### WHAT THE EXERCISE ASKS
Copy out everything in the listing below from the line containing "Patent image size: (1056, 848)." down to the line containing "The flywheel 1a is at (248, 426).", keeping both of those lines.

START EXERCISE INPUTS

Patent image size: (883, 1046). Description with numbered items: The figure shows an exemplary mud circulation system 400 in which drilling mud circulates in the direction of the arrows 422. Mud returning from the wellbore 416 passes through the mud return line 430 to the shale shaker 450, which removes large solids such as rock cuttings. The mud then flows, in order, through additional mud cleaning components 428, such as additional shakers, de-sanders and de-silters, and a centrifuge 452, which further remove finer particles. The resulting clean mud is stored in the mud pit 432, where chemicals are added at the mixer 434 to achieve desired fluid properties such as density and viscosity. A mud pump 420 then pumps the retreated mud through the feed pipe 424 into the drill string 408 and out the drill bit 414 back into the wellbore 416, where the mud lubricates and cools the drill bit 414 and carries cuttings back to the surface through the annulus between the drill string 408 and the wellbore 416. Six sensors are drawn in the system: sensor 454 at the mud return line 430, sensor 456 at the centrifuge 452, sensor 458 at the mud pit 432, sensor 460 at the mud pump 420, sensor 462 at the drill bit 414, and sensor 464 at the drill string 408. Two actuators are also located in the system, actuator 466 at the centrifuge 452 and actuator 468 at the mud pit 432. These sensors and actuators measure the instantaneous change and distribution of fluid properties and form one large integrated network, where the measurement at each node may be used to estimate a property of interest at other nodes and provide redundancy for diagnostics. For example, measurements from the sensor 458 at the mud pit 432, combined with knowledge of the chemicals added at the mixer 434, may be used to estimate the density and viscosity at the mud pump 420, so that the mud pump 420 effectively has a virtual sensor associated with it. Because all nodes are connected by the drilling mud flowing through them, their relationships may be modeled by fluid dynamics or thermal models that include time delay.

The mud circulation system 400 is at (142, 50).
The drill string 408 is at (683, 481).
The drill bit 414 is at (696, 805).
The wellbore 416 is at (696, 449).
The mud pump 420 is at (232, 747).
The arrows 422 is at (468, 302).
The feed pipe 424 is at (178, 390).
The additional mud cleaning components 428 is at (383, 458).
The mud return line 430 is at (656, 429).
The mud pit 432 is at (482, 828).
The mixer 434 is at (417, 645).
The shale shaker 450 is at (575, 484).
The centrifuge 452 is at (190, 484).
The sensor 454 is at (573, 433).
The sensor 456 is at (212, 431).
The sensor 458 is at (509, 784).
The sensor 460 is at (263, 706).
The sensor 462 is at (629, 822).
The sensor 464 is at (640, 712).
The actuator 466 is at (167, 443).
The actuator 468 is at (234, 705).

END EXERCISE INPUTS
START EXERCISE INPUTS

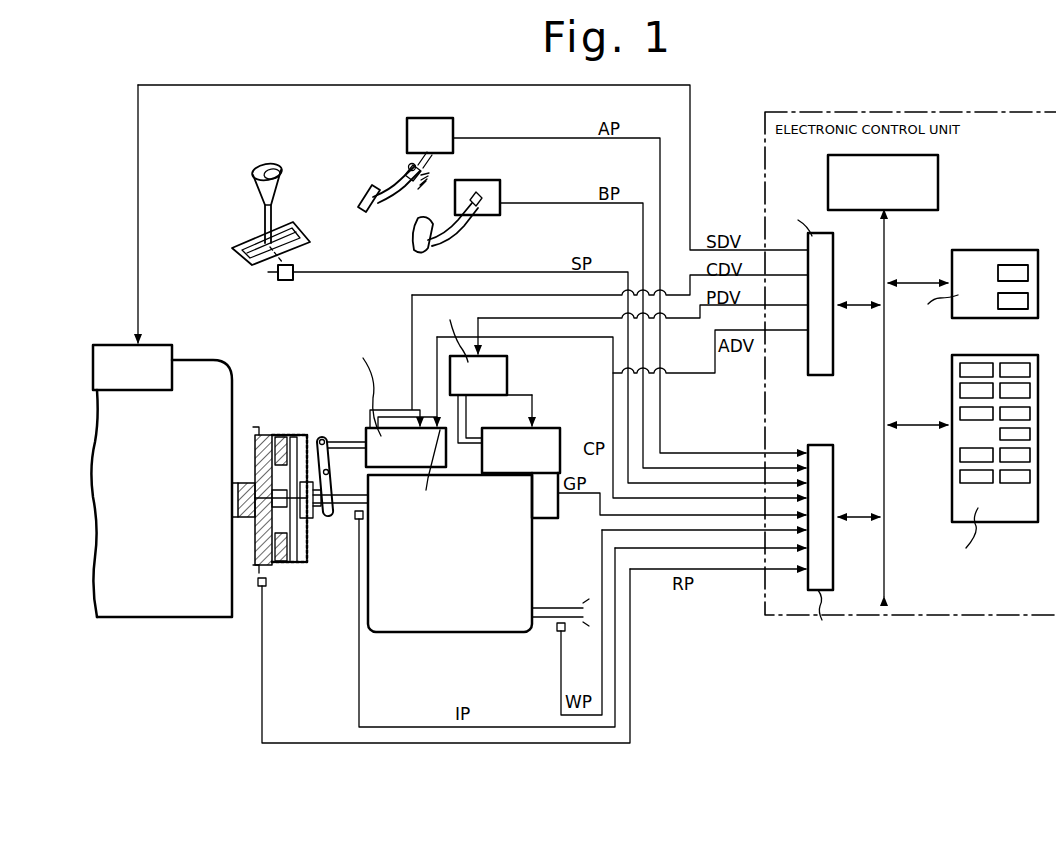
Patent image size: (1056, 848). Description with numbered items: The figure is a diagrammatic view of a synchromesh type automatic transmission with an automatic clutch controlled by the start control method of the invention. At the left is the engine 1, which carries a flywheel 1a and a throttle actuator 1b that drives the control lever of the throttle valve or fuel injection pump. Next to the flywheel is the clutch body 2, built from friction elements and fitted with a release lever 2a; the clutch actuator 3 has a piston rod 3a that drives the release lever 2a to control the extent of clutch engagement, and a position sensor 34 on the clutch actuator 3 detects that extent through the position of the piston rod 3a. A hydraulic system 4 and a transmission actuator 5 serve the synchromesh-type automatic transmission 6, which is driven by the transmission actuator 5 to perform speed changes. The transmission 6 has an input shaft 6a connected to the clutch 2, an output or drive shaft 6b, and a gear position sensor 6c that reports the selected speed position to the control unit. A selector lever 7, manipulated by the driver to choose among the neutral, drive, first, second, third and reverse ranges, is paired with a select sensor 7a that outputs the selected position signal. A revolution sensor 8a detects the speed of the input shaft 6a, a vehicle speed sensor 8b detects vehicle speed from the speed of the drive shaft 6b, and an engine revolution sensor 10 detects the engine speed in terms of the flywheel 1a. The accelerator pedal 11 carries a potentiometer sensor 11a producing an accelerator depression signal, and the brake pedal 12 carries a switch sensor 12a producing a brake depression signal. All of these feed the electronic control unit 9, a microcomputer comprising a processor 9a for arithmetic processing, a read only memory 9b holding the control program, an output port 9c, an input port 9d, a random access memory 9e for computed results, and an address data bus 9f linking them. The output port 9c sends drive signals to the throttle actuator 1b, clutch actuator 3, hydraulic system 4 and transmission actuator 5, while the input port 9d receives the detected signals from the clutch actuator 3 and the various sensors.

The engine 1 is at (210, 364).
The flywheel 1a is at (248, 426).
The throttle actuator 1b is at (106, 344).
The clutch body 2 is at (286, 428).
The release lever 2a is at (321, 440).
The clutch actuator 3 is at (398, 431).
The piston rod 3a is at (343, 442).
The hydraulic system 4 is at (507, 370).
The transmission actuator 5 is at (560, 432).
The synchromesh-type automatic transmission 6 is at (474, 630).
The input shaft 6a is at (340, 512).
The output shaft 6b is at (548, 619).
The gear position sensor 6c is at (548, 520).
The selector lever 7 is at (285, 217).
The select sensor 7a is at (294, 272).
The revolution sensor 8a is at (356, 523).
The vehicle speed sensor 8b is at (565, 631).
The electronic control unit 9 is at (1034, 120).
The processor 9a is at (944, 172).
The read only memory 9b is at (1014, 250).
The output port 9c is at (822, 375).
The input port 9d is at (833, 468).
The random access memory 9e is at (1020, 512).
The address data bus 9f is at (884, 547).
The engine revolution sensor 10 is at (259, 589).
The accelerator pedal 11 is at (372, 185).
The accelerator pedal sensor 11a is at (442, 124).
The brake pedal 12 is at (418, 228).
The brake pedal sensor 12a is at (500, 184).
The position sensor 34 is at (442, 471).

END EXERCISE INPUTS
START EXERCISE INPUTS

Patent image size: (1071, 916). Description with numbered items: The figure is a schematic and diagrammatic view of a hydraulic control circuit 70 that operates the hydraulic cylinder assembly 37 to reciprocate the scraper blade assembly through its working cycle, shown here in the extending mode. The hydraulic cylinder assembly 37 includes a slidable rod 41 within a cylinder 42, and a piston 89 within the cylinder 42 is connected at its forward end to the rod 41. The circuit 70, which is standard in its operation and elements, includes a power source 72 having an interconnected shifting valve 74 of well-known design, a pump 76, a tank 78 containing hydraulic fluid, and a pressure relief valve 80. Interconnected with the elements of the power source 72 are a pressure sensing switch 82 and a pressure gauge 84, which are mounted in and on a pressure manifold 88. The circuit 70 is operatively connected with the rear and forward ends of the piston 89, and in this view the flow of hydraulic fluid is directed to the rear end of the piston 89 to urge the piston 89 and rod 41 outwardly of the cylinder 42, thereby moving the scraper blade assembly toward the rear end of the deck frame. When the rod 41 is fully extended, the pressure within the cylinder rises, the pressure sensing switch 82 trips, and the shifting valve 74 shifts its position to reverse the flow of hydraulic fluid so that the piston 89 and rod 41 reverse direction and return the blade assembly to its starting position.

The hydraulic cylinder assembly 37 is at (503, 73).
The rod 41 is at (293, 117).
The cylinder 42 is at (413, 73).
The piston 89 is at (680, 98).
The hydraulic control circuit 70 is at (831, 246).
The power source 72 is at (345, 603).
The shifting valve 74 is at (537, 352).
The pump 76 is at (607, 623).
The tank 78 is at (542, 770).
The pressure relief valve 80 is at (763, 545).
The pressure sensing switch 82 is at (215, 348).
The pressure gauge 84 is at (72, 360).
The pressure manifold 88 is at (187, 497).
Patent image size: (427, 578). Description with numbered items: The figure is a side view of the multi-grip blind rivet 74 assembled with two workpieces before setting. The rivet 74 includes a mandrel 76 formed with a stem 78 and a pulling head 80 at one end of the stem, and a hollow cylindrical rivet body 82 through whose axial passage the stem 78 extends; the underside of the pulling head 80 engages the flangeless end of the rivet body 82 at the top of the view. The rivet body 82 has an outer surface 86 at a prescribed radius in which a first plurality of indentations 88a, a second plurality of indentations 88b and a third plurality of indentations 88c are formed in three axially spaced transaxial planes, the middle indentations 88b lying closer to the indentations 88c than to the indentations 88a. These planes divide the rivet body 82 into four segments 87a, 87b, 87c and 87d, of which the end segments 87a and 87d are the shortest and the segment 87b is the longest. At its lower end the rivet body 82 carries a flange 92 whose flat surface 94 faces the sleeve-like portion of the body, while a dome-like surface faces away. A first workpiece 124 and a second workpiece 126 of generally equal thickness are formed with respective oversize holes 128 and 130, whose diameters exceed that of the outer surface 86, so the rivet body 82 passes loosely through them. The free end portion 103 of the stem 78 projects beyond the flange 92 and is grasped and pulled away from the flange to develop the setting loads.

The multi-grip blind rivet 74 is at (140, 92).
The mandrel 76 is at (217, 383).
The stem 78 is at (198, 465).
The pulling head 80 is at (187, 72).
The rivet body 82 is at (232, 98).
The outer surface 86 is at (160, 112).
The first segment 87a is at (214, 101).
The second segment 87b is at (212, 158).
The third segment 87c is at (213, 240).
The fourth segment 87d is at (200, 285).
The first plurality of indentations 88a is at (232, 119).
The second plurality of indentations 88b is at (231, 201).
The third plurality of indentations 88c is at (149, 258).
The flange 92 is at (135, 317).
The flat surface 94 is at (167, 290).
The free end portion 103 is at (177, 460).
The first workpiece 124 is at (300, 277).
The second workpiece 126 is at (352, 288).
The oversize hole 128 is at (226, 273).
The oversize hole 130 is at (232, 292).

END EXERCISE INPUTS

### EXERCISE RESULT
Patent image size: (1056, 848). Description with numbered items: The figure is a diagrammatic view of a synchromesh type automatic transmission with an automatic clutch controlled by the start control method of the invention. At the left is the engine 1, which carries a flywheel 1a and a throttle actuator 1b that drives the control lever of the throttle valve or fuel injection pump. Next to the flywheel is the clutch body 2, built from friction elements and fitted with a release lever 2a; the clutch actuator 3 has a piston rod 3a that drives the release lever 2a to control the extent of clutch engagement, and a position sensor 34 on the clutch actuator 3 detects that extent through the position of the piston rod 3a. A hydraulic system 4 and a transmission actuator 5 serve the synchromesh-type automatic transmission 6, which is driven by the transmission actuator 5 to perform speed changes. The transmission 6 has an input shaft 6a connected to the clutch 2, an output or drive shaft 6b, and a gear position sensor 6c that reports the selected speed position to the control unit. A selector lever 7, manipulated by the driver to choose among the neutral, drive, first, second, third and reverse ranges, is paired with a select sensor 7a that outputs the selected position signal. A revolution sensor 8a detects the speed of the input shaft 6a, a vehicle speed sensor 8b detects vehicle speed from the speed of the drive shaft 6b, and an engine revolution sensor 10 detects the engine speed in terms of the flywheel 1a. The accelerator pedal 11 carries a potentiometer sensor 11a producing an accelerator depression signal, and the brake pedal 12 carries a switch sensor 12a producing a brake depression signal. All of these feed the electronic control unit 9, a microcomputer comprising a processor 9a for arithmetic processing, a read only memory 9b holding the control program, an output port 9c, an input port 9d, a random access memory 9e for computed results, and an address data bus 9f linking them. The output port 9c sends drive signals to the throttle actuator 1b, clutch actuator 3, hydraulic system 4 and transmission actuator 5, while the input port 9d receives the detected signals from the clutch actuator 3 and the various sensors.

The engine 1 is at (210, 364).
The flywheel 1a is at (248, 426).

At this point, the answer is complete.